--- Extracted information ---
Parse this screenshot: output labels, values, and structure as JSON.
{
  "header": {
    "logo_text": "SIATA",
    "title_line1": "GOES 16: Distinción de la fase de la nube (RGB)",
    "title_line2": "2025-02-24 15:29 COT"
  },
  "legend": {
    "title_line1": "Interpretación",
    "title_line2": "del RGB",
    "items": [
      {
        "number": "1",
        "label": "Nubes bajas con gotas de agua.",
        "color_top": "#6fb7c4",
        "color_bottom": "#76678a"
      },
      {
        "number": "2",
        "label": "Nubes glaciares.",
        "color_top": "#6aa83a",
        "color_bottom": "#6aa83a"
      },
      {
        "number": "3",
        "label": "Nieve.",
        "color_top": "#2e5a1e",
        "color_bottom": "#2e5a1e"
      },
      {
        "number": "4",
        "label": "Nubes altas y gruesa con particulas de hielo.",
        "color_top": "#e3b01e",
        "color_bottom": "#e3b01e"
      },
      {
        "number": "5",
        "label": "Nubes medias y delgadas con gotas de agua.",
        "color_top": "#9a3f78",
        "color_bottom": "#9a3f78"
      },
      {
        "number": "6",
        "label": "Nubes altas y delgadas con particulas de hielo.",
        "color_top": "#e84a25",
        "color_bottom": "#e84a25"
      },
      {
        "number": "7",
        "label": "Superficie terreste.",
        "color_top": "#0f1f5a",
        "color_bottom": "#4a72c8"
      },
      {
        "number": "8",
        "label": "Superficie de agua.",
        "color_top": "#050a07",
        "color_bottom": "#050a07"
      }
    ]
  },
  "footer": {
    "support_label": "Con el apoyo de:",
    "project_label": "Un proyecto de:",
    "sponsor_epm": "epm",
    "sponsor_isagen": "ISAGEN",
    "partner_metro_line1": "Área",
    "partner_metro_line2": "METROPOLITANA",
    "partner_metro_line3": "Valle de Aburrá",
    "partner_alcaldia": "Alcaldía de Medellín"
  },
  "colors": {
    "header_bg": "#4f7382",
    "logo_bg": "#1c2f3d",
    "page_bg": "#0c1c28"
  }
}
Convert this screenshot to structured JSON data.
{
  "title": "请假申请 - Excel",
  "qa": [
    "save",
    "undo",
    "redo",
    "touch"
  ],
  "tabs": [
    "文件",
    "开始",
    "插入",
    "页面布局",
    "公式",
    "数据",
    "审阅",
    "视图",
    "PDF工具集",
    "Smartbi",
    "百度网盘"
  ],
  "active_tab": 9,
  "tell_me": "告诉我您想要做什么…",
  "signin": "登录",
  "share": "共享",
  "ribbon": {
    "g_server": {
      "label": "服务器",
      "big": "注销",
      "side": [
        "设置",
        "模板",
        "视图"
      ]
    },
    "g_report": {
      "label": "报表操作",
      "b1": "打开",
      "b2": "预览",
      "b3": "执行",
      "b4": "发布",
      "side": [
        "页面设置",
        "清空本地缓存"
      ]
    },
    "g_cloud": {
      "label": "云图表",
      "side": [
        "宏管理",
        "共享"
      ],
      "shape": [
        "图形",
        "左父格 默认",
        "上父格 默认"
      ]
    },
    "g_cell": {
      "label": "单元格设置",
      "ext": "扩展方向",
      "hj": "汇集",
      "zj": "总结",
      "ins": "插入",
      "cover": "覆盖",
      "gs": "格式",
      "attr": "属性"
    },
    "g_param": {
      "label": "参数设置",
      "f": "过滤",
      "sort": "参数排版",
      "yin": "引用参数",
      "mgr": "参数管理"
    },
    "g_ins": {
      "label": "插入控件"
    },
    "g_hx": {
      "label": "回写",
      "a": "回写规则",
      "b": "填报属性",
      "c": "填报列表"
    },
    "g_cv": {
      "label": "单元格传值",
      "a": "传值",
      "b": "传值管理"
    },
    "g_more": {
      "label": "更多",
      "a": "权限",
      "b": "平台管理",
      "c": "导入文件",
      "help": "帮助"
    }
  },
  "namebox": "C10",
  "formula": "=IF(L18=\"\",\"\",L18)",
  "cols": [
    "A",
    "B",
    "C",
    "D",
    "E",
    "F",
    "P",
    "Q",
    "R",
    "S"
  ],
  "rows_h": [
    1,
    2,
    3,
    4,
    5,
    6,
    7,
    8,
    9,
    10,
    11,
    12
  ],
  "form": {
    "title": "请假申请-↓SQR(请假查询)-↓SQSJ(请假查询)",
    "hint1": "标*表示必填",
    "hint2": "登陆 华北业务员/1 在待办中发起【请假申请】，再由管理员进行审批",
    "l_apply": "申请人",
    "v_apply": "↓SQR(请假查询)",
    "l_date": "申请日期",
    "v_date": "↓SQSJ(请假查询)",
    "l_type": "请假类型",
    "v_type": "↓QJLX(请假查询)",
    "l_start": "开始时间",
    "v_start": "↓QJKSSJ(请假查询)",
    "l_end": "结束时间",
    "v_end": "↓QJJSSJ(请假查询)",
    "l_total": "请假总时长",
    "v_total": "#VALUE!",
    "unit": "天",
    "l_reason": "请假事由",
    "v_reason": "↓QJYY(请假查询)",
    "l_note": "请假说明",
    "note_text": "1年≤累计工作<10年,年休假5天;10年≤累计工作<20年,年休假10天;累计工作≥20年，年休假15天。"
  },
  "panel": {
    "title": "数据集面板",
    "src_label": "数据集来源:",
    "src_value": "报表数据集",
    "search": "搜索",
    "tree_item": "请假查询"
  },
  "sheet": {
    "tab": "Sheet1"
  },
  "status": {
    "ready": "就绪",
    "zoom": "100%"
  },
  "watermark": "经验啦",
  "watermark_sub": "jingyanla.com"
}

--- Stated problem ---
Write out the data exactly as it stands.

--- Full response ---
Parse this screenshot: output labels, values, and structure as JSON.
{
  "header": {
    "logo_text": "SIATA",
    "title_line1": "GOES 16: Distinción de la fase de la nube (RGB)",
    "title_line2": "2025-02-24 15:29 COT"
  },
  "legend": {
    "title_line1": "Interpretación",
    "title_line2": "del RGB",
    "items": [
      {
        "number": "1",
        "label": "Nubes bajas con gotas de agua.",
        "color_top": "#6fb7c4",
        "color_bottom": "#76678a"
      },
      {
        "number": "2",
        "label": "Nubes glaciares.",
        "color_top": "#6aa83a",
        "color_bottom": "#6aa83a"
      },
      {
        "number": "3",
        "label": "Nieve.",
        "color_top": "#2e5a1e",
        "color_bottom": "#2e5a1e"
      },
      {
        "number": "4",
        "label": "Nubes altas y gruesa con particulas de hielo.",
        "color_top": "#e3b01e",
        "color_bottom": "#e3b01e"
      },
      {
        "number": "5",
        "label": "Nubes medias y delgadas con gotas de agua.",
        "color_top": "#9a3f78",
        "color_bottom": "#9a3f78"
      },
      {
        "number": "6",
        "label": "Nubes altas y delgadas con particulas de hielo.",
        "color_top": "#e84a25",
        "color_bottom": "#e84a25"
      },
      {
        "number": "7",
        "label": "Superficie terreste.",
        "color_top": "#0f1f5a",
        "color_bottom": "#4a72c8"
      },
      {
        "number": "8",
        "label": "Superficie de agua.",
        "color_top": "#050a07",
        "color_bottom": "#050a07"
      }
    ]
  },
  "footer": {
    "support_label": "Con el apoyo de:",
    "project_label": "Un proyecto de:",
    "sponsor_epm": "epm",
    "sponsor_isagen": "ISAGEN",
    "partner_metro_line1": "Área",
    "partner_metro_line2": "METROPOLITANA",
    "partner_metro_line3": "Valle de Aburrá",
    "partner_alcaldia": "Alcaldía de Medellín"
  },
  "colors": {
    "header_bg": "#4f7382",
    "logo_bg": "#1c2f3d",
    "page_bg": "#0c1c28"
  }
}
Convert this screenshot to structured JSON data.
{
  "title": "请假申请 - Excel",
  "qa": [
    "save",
    "undo",
    "redo",
    "touch"
  ],
  "tabs": [
    "文件",
    "开始",
    "插入",
    "页面布局",
    "公式",
    "数据",
    "审阅",
    "视图",
    "PDF工具集",
    "Smartbi",
    "百度网盘"
  ],
  "active_tab": 9,
  "tell_me": "告诉我您想要做什么…",
  "signin": "登录",
  "share": "共享",
  "ribbon": {
    "g_server": {
      "label": "服务器",
      "big": "注销",
      "side": [
        "设置",
        "模板",
        "视图"
      ]
    },
    "g_report": {
      "label": "报表操作",
      "b1": "打开",
      "b2": "预览",
      "b3": "执行",
      "b4": "发布",
      "side": [
        "页面设置",
        "清空本地缓存"
      ]
    },
    "g_cloud": {
      "label": "云图表",
      "side": [
        "宏管理",
        "共享"
      ],
      "shape": [
        "图形",
        "左父格 默认",
        "上父格 默认"
      ]
    },
    "g_cell": {
      "label": "单元格设置",
      "ext": "扩展方向",
      "hj": "汇集",
      "zj": "总结",
      "ins": "插入",
      "cover": "覆盖",
      "gs": "格式",
      "attr": "属性"
    },
    "g_param": {
      "label": "参数设置",
      "f": "过滤",
      "sort": "参数排版",
      "yin": "引用参数",
      "mgr": "参数管理"
    },
    "g_ins": {
      "label": "插入控件"
    },
    "g_hx": {
      "label": "回写",
      "a": "回写规则",
      "b": "填报属性",
      "c": "填报列表"
    },
    "g_cv": {
      "label": "单元格传值",
      "a": "传值",
      "b": "传值管理"
    },
    "g_more": {
      "label": "更多",
      "a": "权限",
      "b": "平台管理",
      "c": "导入文件",
      "help": "帮助"
    }
  },
  "namebox": "C10",
  "formula": "=IF(L18=\"\",\"\",L18)",
  "cols": [
    "A",
    "B",
    "C",
    "D",
    "E",
    "F",
    "P",
    "Q",
    "R",
    "S"
  ],
  "rows_h": [
    1,
    2,
    3,
    4,
    5,
    6,
    7,
    8,
    9,
    10,
    11,
    12
  ],
  "form": {
    "title": "请假申请-↓SQR(请假查询)-↓SQSJ(请假查询)",
    "hint1": "标*表示必填",
    "hint2": "登陆 华北业务员/1 在待办中发起【请假申请】，再由管理员进行审批",
    "l_apply": "申请人",
    "v_apply": "↓SQR(请假查询)",
    "l_date": "申请日期",
    "v_date": "↓SQSJ(请假查询)",
    "l_type": "请假类型",
    "v_type": "↓QJLX(请假查询)",
    "l_start": "开始时间",
    "v_start": "↓QJKSSJ(请假查询)",
    "l_end": "结束时间",
    "v_end": "↓QJJSSJ(请假查询)",
    "l_total": "请假总时长",
    "v_total": "#VALUE!",
    "unit": "天",
    "l_reason": "请假事由",
    "v_reason": "↓QJYY(请假查询)",
    "l_note": "请假说明",
    "note_text": "1年≤累计工作<10年,年休假5天;10年≤累计工作<20年,年休假10天;累计工作≥20年，年休假15天。"
  },
  "panel": {
    "title": "数据集面板",
    "src_label": "数据集来源:",
    "src_value": "报表数据集",
    "search": "搜索",
    "tree_item": "请假查询"
  },
  "sheet": {
    "tab": "Sheet1"
  },
  "status": {
    "ready": "就绪",
    "zoom": "100%"
  },
  "watermark": "经验啦",
  "watermark_sub": "jingyanla.com"
}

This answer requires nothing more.